*What you need to do*. Search the records for "информацию". Copy every line where it appears.

[Collected data entries]
※ ※ ※

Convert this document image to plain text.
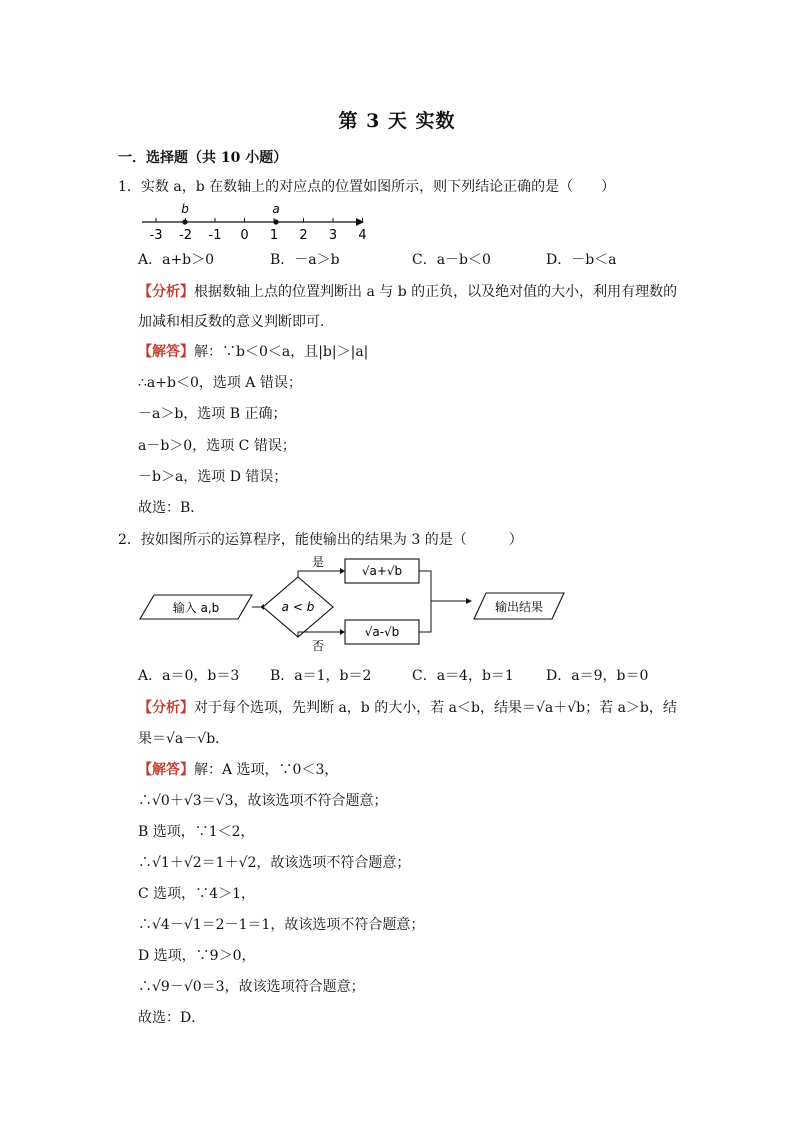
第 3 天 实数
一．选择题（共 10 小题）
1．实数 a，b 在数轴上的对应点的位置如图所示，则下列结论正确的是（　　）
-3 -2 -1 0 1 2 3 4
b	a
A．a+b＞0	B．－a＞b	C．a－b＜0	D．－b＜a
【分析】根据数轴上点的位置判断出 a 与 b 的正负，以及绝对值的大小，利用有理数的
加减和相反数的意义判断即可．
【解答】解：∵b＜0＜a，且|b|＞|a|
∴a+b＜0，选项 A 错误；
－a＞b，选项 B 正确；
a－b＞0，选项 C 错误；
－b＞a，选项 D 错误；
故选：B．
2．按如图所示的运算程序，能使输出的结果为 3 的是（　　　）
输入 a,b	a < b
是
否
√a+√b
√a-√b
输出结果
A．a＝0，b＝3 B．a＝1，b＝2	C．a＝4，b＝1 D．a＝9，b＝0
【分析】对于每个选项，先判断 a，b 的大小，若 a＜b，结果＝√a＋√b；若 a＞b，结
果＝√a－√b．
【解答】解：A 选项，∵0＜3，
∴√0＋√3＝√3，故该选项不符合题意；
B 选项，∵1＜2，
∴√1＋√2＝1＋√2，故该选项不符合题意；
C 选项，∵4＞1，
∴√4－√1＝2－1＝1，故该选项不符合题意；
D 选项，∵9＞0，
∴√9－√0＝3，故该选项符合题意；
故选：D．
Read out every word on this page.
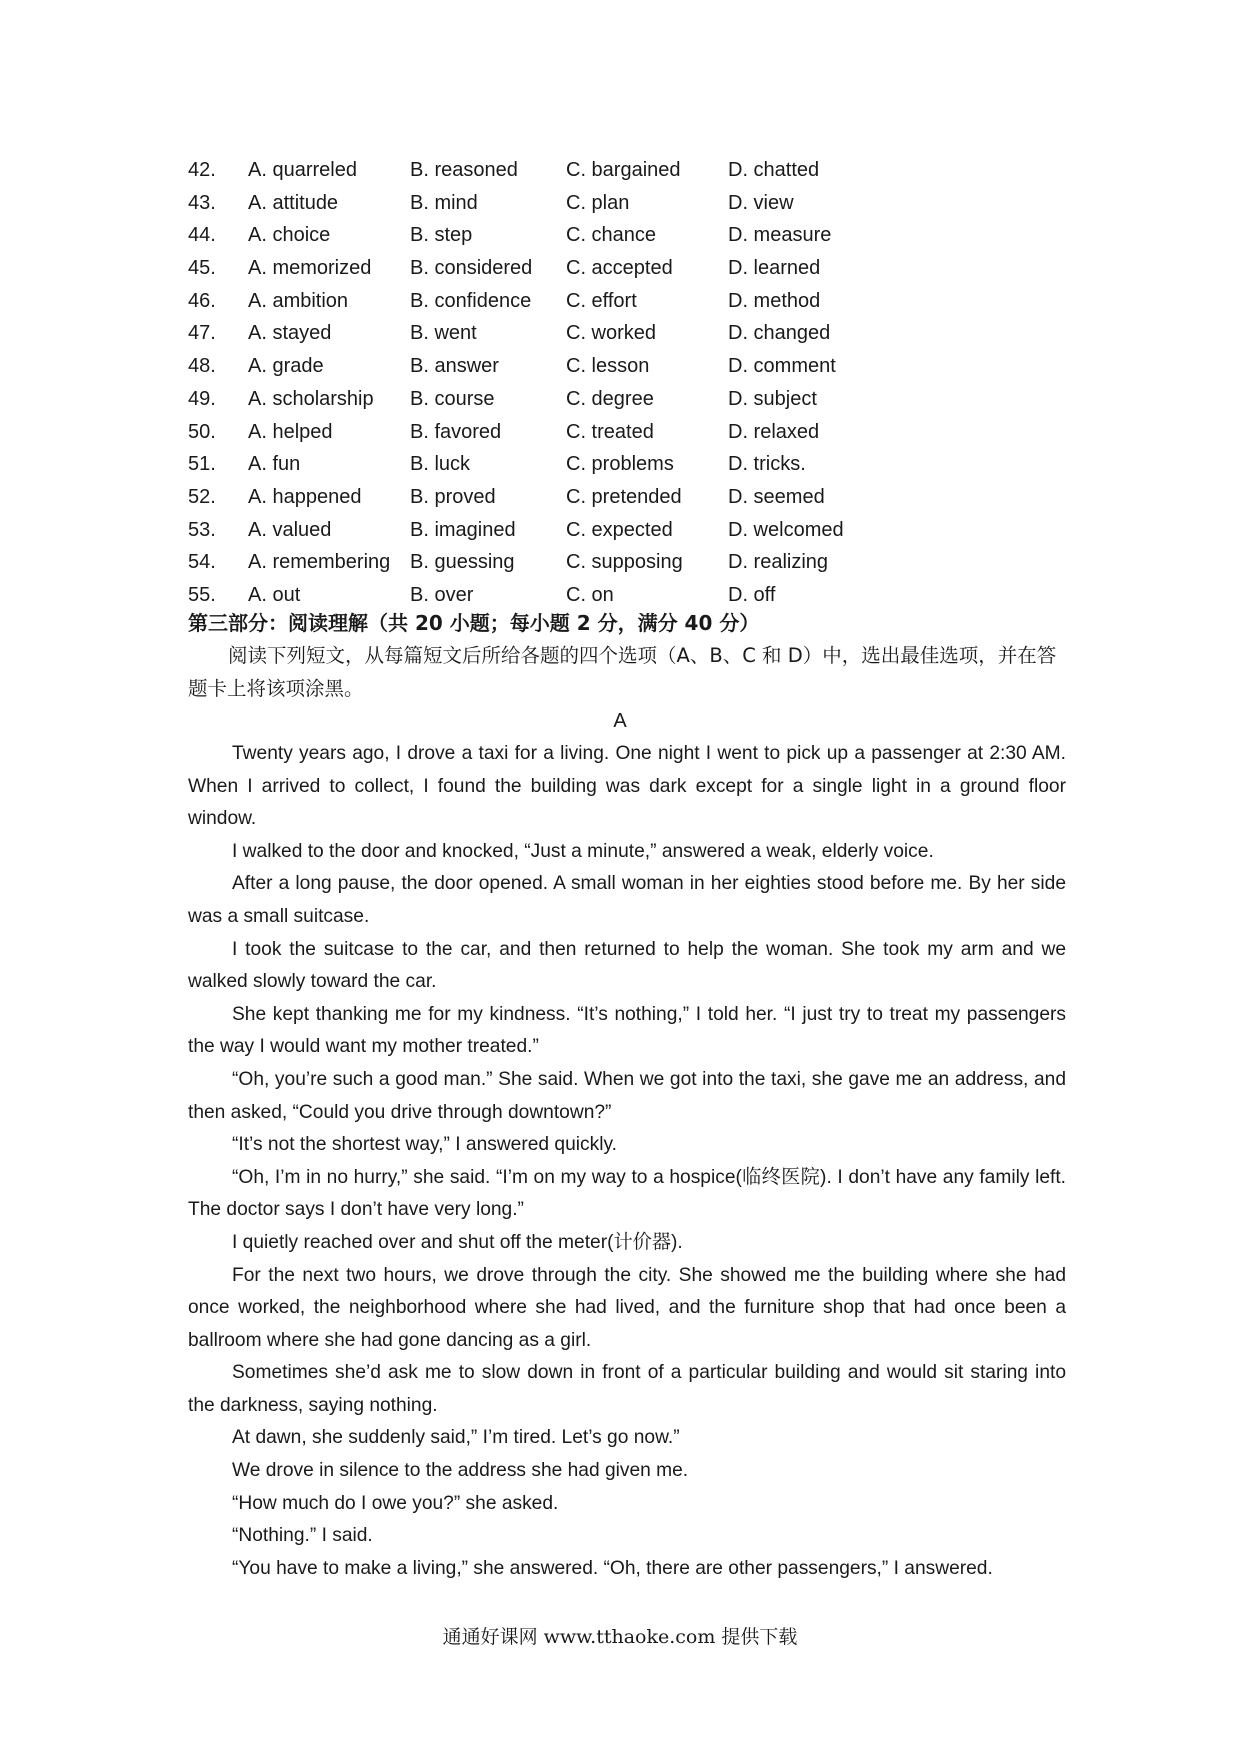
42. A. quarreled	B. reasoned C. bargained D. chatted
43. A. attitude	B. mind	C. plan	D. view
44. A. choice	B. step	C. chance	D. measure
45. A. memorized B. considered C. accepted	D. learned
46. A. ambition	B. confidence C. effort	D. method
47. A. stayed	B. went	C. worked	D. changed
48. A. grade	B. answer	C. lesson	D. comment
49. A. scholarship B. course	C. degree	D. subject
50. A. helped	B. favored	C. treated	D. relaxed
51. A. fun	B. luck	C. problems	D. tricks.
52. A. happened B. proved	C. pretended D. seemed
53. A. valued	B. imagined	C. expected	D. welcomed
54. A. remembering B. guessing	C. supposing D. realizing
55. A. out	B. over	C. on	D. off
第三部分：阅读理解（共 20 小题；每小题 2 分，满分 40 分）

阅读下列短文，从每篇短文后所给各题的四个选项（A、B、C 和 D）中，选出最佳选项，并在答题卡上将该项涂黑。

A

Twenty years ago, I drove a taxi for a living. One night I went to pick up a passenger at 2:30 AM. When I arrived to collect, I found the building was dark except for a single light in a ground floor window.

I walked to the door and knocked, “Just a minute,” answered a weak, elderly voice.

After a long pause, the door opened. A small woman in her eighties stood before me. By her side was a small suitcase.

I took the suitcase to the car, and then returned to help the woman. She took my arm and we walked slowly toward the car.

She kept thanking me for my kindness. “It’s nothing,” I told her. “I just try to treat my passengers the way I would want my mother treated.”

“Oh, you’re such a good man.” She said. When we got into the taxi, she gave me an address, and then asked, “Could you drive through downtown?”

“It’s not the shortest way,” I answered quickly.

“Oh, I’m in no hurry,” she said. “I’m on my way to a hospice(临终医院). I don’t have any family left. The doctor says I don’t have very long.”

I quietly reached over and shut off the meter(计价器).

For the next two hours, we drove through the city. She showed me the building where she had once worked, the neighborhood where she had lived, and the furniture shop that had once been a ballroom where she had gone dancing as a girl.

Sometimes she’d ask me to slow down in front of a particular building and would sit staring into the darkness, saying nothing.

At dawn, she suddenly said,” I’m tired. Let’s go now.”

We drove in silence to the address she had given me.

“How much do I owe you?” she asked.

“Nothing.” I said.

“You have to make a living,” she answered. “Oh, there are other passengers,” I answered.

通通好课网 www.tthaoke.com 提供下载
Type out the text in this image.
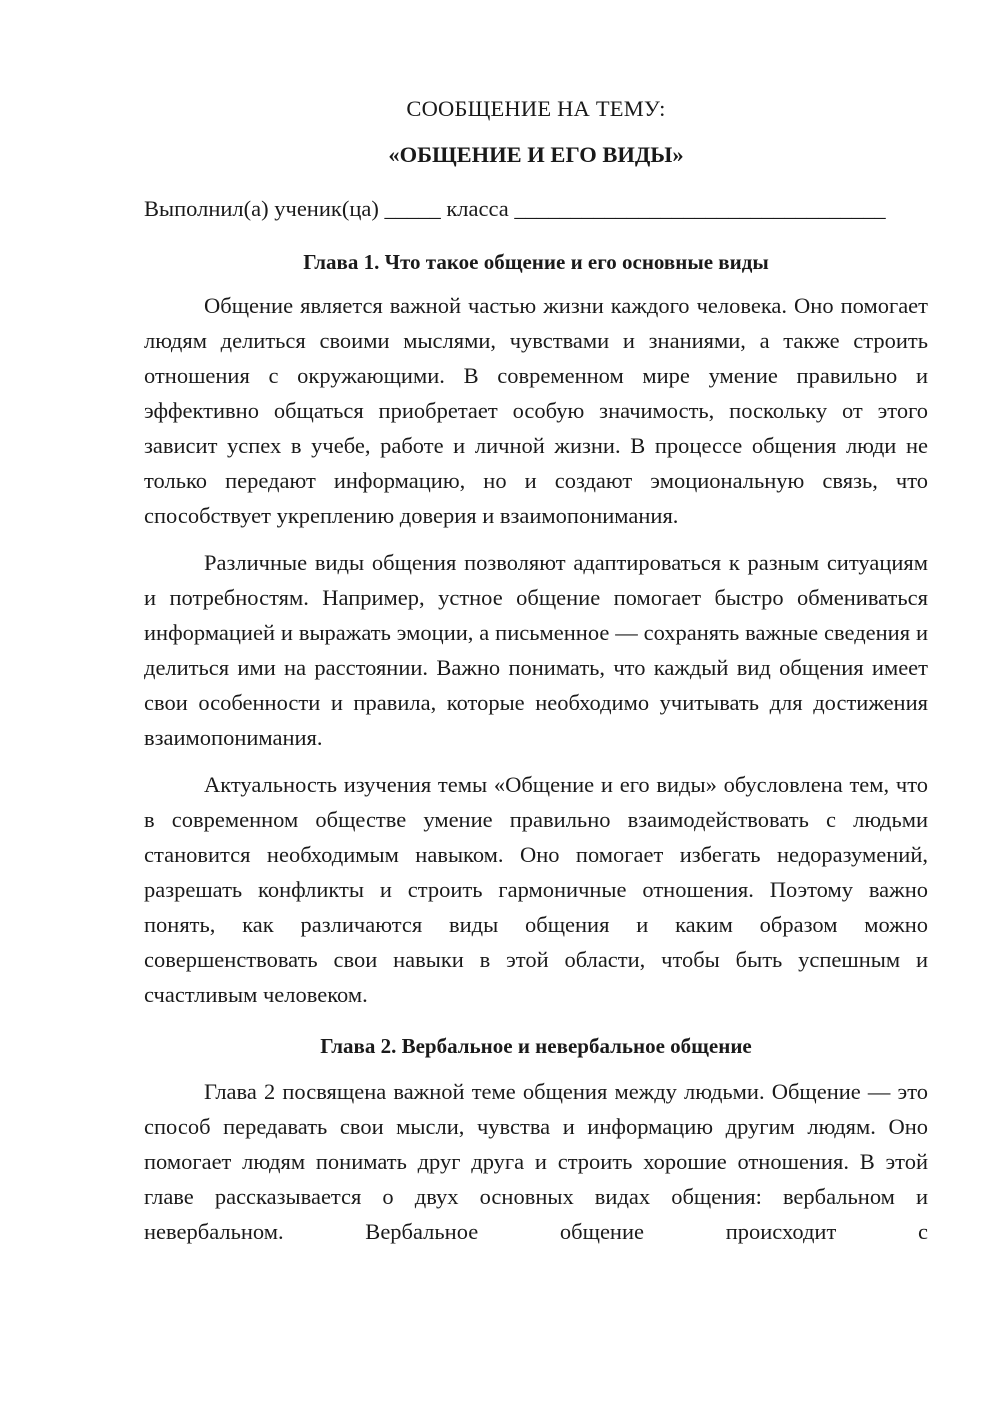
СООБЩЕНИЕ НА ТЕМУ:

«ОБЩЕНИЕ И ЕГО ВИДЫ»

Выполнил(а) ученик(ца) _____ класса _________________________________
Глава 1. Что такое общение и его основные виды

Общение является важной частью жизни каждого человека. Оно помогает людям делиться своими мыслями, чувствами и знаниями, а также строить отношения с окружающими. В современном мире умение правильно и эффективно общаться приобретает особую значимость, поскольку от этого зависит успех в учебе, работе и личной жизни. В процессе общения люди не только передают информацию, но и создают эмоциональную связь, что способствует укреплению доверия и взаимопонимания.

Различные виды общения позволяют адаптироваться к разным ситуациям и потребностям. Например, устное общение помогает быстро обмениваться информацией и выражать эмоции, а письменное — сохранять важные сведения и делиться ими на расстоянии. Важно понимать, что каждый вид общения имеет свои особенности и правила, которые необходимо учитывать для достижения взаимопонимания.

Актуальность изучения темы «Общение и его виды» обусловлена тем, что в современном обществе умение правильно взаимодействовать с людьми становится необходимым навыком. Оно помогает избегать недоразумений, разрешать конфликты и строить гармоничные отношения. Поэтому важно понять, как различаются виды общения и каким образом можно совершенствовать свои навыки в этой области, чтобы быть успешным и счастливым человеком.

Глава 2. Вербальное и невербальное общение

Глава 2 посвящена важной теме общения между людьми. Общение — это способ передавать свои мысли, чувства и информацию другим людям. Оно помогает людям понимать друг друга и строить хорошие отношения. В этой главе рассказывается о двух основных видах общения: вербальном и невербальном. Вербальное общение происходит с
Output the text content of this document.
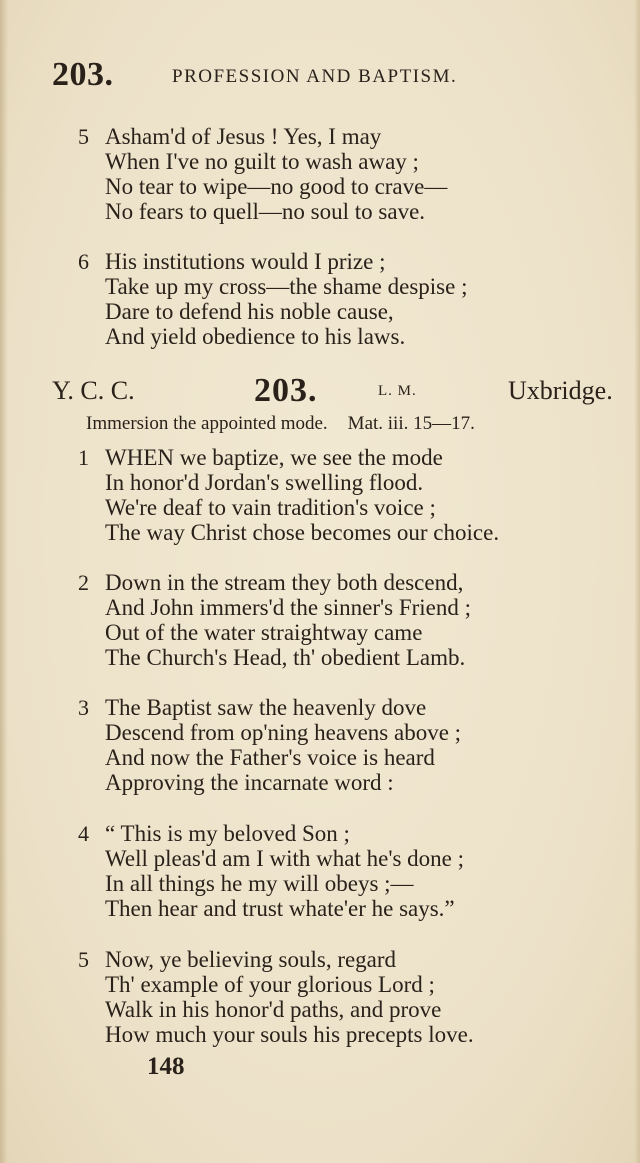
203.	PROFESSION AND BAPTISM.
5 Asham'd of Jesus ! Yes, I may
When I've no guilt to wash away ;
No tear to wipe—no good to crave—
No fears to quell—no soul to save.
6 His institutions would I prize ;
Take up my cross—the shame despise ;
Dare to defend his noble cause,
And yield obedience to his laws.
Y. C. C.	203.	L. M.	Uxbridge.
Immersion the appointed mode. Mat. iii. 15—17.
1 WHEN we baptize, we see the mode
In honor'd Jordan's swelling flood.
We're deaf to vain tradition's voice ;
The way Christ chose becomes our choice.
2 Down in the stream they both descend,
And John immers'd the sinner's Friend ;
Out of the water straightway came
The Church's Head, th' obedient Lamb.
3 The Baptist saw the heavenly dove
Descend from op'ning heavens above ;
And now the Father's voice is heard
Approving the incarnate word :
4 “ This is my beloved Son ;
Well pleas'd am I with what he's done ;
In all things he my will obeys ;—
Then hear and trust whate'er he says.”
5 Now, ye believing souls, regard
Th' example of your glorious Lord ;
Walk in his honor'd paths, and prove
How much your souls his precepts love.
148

※ ※ ※

*Response*.
Общение является важной частью жизни каждого человека. Оно помогает людям делиться своими мыслями, чувствами и знаниями, а также строить отношения с окружающими. В современном мире умение правильно и эффективно общаться приобретает особую значимость, поскольку от этого зависит успех в учебе, работе и личной жизни. В процессе общения люди не только передают информацию, но и создают эмоциональную связь, что способствует укреплению доверия и взаимопонимания.
Глава 2 посвящена важной теме общения между людьми. Общение — это способ передавать свои мысли, чувства и информацию другим людям. Оно помогает людям понимать друг друга и строить хорошие отношения. В этой главе рассказывается о двух основных видах общения: вербальном и невербальном. Вербальное общение происходит с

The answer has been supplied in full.